━━━━━ Data extract ━━━━━

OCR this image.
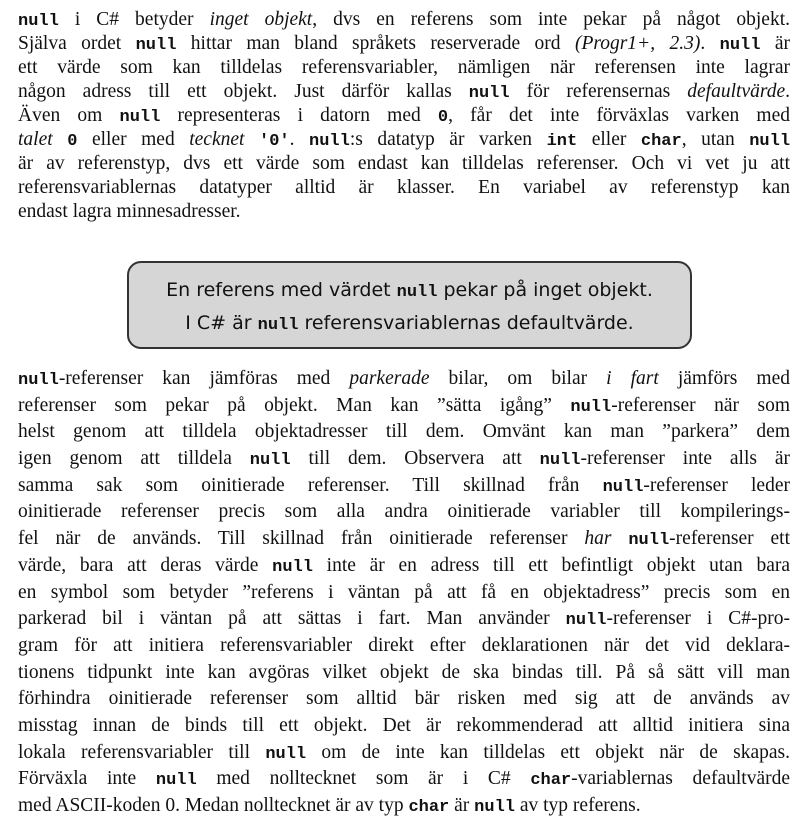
null i C# betyder inget objekt, dvs en referens som inte pekar på något objekt.
Själva ordet null hittar man bland språkets reserverade ord (Progr1+, 2.3). null är
ett värde som kan tilldelas referensvariabler, nämligen när referensen inte lagrar
någon adress till ett objekt. Just därför kallas null för referensernas defaultvärde.
Även om null representeras i datorn med 0, får det inte förväxlas varken med
talet 0 eller med tecknet '0'. null:s datatyp är varken int eller char, utan null
är av referenstyp, dvs ett värde som endast kan tilldelas referenser. Och vi vet ju att
referensvariablernas datatyper alltid är klasser. En variabel av referenstyp kan
endast lagra minnesadresser.
En referens med värdet null pekar på inget objekt.
I C# är null referensvariablernas defaultvärde.
null-referenser kan jämföras med parkerade bilar, om bilar i fart jämförs med
referenser som pekar på objekt. Man kan ”sätta igång” null-referenser när som
helst genom att tilldela objektadresser till dem. Omvänt kan man ”parkera” dem
igen genom att tilldela null till dem. Observera att null-referenser inte alls är
samma sak som oinitierade referenser. Till skillnad från null-referenser leder
oinitierade referenser precis som alla andra oinitierade variabler till kompilerings-
fel när de används. Till skillnad från oinitierade referenser har null-referenser ett
värde, bara att deras värde null inte är en adress till ett befintligt objekt utan bara
en symbol som betyder ”referens i väntan på att få en objektadress” precis som en
parkerad bil i väntan på att sättas i fart. Man använder null-referenser i C#-pro-
gram för att initiera referensvariabler direkt efter deklarationen när det vid deklara-
tionens tidpunkt inte kan avgöras vilket objekt de ska bindas till. På så sätt vill man
förhindra oinitierade referenser som alltid bär risken med sig att de används av
misstag innan de binds till ett objekt. Det är rekommenderad att alltid initiera sina
lokala referensvariabler till null om de inte kan tilldelas ett objekt när de skapas.
Förväxla inte null med nolltecknet som är i C# char-variablernas defaultvärde
med ASCII-koden 0. Medan nolltecknet är av typ char är null av typ referens.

━━━━━

_What the task requires_. Whenever the word "alltid" shows up in a line of the entries above, copy that line.

_Task result_.
referensvariablernas datatyper alltid är klasser. En variabel av referenstyp kan
förhindra oinitierade referenser som alltid bär risken med sig att de används av
misstag innan de binds till ett objekt. Det är rekommenderad att alltid initiera sina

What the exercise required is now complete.